═════ DATA FOR PROCESSING

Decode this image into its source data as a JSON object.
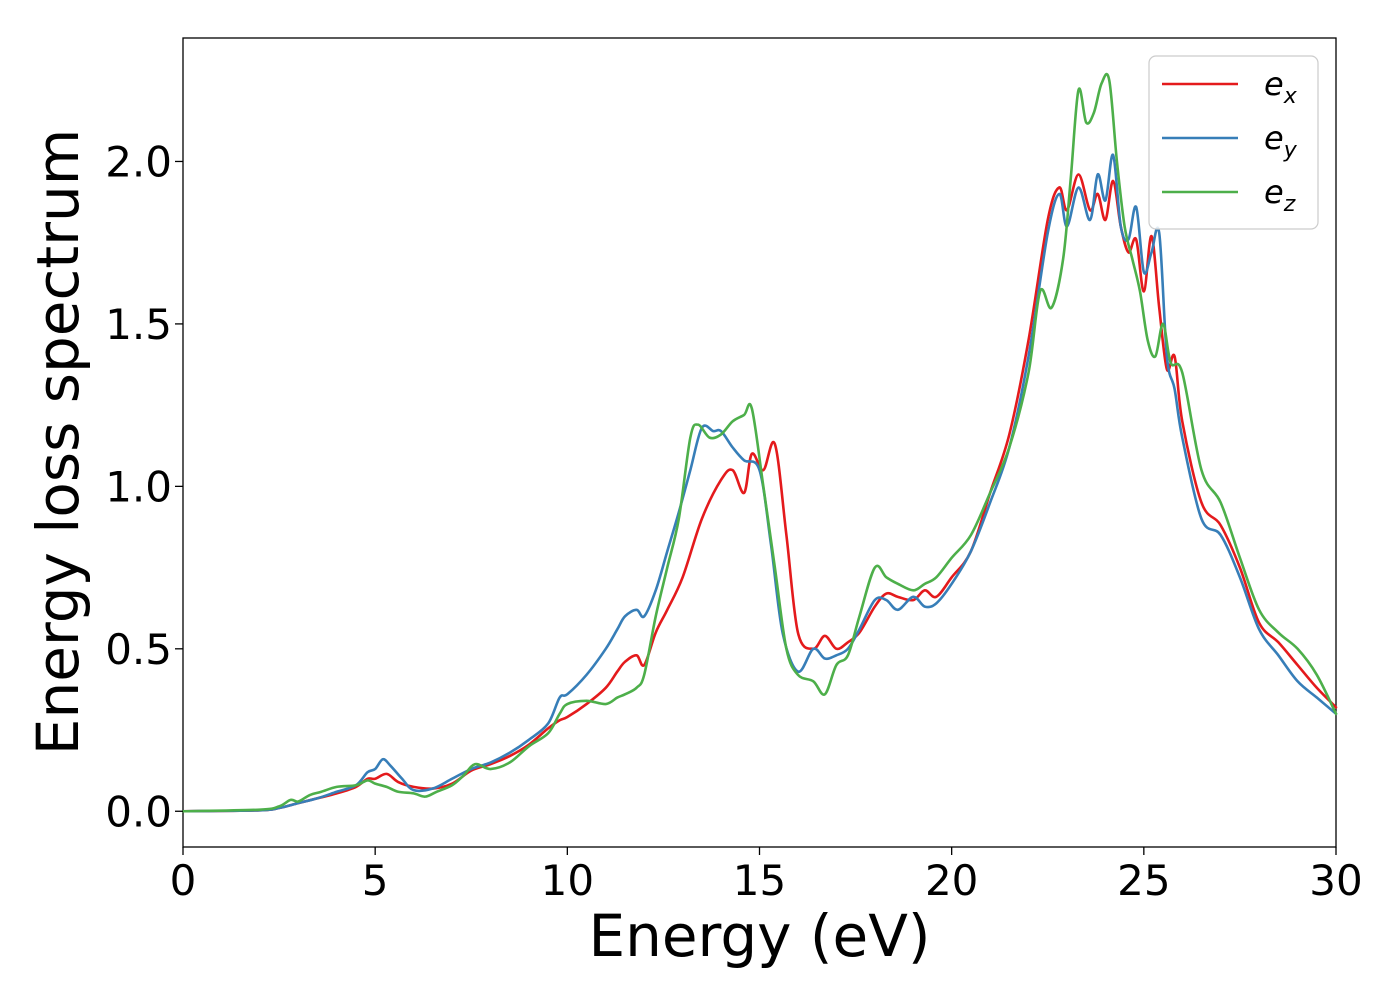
{
  "chart_data": {
    "type": "line",
    "title": "",
    "xlabel": "Energy (eV)",
    "ylabel": "Energy loss spectrum",
    "xlim": [
      0,
      30
    ],
    "ylim": [
      -0.11,
      2.38
    ],
    "xticks": [
      0,
      5,
      10,
      15,
      20,
      25,
      30
    ],
    "xtick_labels": [
      "0",
      "5",
      "10",
      "15",
      "20",
      "25",
      "30"
    ],
    "yticks": [
      0.0,
      0.5,
      1.0,
      1.5,
      2.0
    ],
    "ytick_labels": [
      "0.0",
      "0.5",
      "1.0",
      "1.5",
      "2.0"
    ],
    "grid": false,
    "legend_position": "top-right",
    "series": [
      {
        "name": "e_x",
        "label_base": "e",
        "label_sub": "x",
        "color": "#e41a1c",
        "x": [
          0,
          2,
          2.5,
          3,
          3.5,
          4,
          4.5,
          4.8,
          5,
          5.3,
          5.6,
          6,
          6.5,
          7,
          7.5,
          8,
          8.5,
          9,
          9.5,
          9.8,
          10,
          10.5,
          11,
          11.3,
          11.5,
          11.8,
          12,
          12.3,
          12.6,
          13,
          13.5,
          14,
          14.3,
          14.6,
          14.8,
          15.1,
          15.4,
          15.7,
          16,
          16.4,
          16.7,
          17,
          17.3,
          17.6,
          18,
          18.3,
          18.6,
          19,
          19.3,
          19.6,
          20,
          20.5,
          21,
          21.5,
          22,
          22.5,
          22.8,
          23,
          23.3,
          23.6,
          23.8,
          24,
          24.2,
          24.4,
          24.6,
          24.8,
          25,
          25.2,
          25.4,
          25.6,
          25.8,
          26,
          26.5,
          27,
          27.5,
          28,
          28.5,
          29,
          29.5,
          30
        ],
        "y": [
          0.0,
          0.003,
          0.01,
          0.025,
          0.04,
          0.055,
          0.075,
          0.1,
          0.1,
          0.115,
          0.09,
          0.075,
          0.07,
          0.085,
          0.125,
          0.145,
          0.17,
          0.205,
          0.255,
          0.28,
          0.29,
          0.33,
          0.38,
          0.43,
          0.46,
          0.48,
          0.45,
          0.55,
          0.62,
          0.72,
          0.9,
          1.02,
          1.05,
          0.98,
          1.1,
          1.05,
          1.13,
          0.85,
          0.55,
          0.5,
          0.54,
          0.5,
          0.52,
          0.55,
          0.63,
          0.67,
          0.66,
          0.65,
          0.68,
          0.66,
          0.72,
          0.8,
          0.98,
          1.16,
          1.45,
          1.82,
          1.92,
          1.85,
          1.96,
          1.85,
          1.9,
          1.82,
          1.94,
          1.8,
          1.72,
          1.76,
          1.6,
          1.77,
          1.55,
          1.36,
          1.4,
          1.2,
          0.95,
          0.88,
          0.75,
          0.58,
          0.52,
          0.45,
          0.38,
          0.32
        ]
      },
      {
        "name": "e_y",
        "label_base": "e",
        "label_sub": "y",
        "color": "#377eb8",
        "x": [
          0,
          2,
          2.5,
          3,
          3.5,
          4,
          4.5,
          4.8,
          5,
          5.2,
          5.4,
          5.7,
          6,
          6.5,
          7,
          7.5,
          8,
          8.5,
          9,
          9.5,
          9.8,
          10,
          10.5,
          11,
          11.3,
          11.5,
          11.8,
          12,
          12.3,
          12.6,
          12.9,
          13.2,
          13.5,
          13.8,
          14,
          14.3,
          14.6,
          15,
          15.3,
          15.6,
          16,
          16.4,
          16.7,
          17,
          17.3,
          17.6,
          18,
          18.3,
          18.6,
          19,
          19.3,
          19.6,
          20,
          20.5,
          21,
          21.5,
          22,
          22.5,
          22.8,
          23,
          23.3,
          23.6,
          23.8,
          24,
          24.2,
          24.4,
          24.6,
          24.8,
          25,
          25.2,
          25.4,
          25.6,
          25.8,
          26,
          26.5,
          27,
          27.5,
          28,
          28.5,
          29,
          29.5,
          30
        ],
        "y": [
          0.0,
          0.003,
          0.01,
          0.025,
          0.04,
          0.06,
          0.08,
          0.12,
          0.13,
          0.16,
          0.14,
          0.1,
          0.065,
          0.07,
          0.1,
          0.13,
          0.15,
          0.18,
          0.22,
          0.27,
          0.35,
          0.36,
          0.42,
          0.5,
          0.56,
          0.6,
          0.62,
          0.6,
          0.68,
          0.8,
          0.92,
          1.05,
          1.18,
          1.17,
          1.17,
          1.12,
          1.08,
          1.05,
          0.82,
          0.55,
          0.43,
          0.5,
          0.47,
          0.48,
          0.5,
          0.56,
          0.65,
          0.65,
          0.62,
          0.66,
          0.63,
          0.64,
          0.7,
          0.8,
          0.95,
          1.12,
          1.4,
          1.78,
          1.9,
          1.8,
          1.92,
          1.82,
          1.96,
          1.88,
          2.02,
          1.8,
          1.76,
          1.86,
          1.66,
          1.72,
          1.78,
          1.4,
          1.3,
          1.15,
          0.9,
          0.85,
          0.72,
          0.56,
          0.48,
          0.4,
          0.35,
          0.3
        ]
      },
      {
        "name": "e_z",
        "label_base": "e",
        "label_sub": "z",
        "color": "#4daf4a",
        "x": [
          0,
          2,
          2.5,
          2.8,
          3,
          3.3,
          3.6,
          4,
          4.5,
          4.8,
          5,
          5.3,
          5.6,
          6,
          6.3,
          6.6,
          7,
          7.3,
          7.6,
          8,
          8.5,
          9,
          9.5,
          9.8,
          10,
          10.5,
          11,
          11.3,
          11.5,
          11.8,
          12,
          12.3,
          12.6,
          12.9,
          13.2,
          13.4,
          13.7,
          14,
          14.3,
          14.6,
          14.8,
          15.1,
          15.4,
          15.7,
          16,
          16.4,
          16.7,
          17,
          17.3,
          17.6,
          18,
          18.3,
          18.6,
          19,
          19.3,
          19.6,
          20,
          20.5,
          21,
          21.5,
          22,
          22.3,
          22.6,
          22.9,
          23.1,
          23.3,
          23.5,
          23.7,
          23.9,
          24.1,
          24.3,
          24.5,
          24.7,
          24.9,
          25.1,
          25.3,
          25.5,
          25.7,
          26,
          26.5,
          27,
          27.5,
          28,
          28.5,
          29,
          29.5,
          30
        ],
        "y": [
          0.0,
          0.005,
          0.015,
          0.035,
          0.03,
          0.05,
          0.06,
          0.075,
          0.08,
          0.095,
          0.085,
          0.075,
          0.06,
          0.055,
          0.045,
          0.06,
          0.08,
          0.11,
          0.145,
          0.13,
          0.15,
          0.2,
          0.24,
          0.3,
          0.33,
          0.34,
          0.33,
          0.35,
          0.36,
          0.38,
          0.42,
          0.6,
          0.75,
          0.9,
          1.15,
          1.19,
          1.15,
          1.16,
          1.2,
          1.22,
          1.24,
          1.0,
          0.75,
          0.5,
          0.42,
          0.4,
          0.36,
          0.45,
          0.48,
          0.6,
          0.75,
          0.72,
          0.7,
          0.68,
          0.7,
          0.72,
          0.78,
          0.85,
          0.98,
          1.12,
          1.35,
          1.6,
          1.55,
          1.7,
          1.95,
          2.22,
          2.12,
          2.15,
          2.24,
          2.25,
          2.0,
          1.8,
          1.7,
          1.6,
          1.45,
          1.4,
          1.5,
          1.38,
          1.35,
          1.05,
          0.95,
          0.78,
          0.62,
          0.55,
          0.5,
          0.42,
          0.3
        ]
      }
    ]
  }
}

══════════

Go over the records above line by line and count those holding the word "Energy". Reply only with the number.

2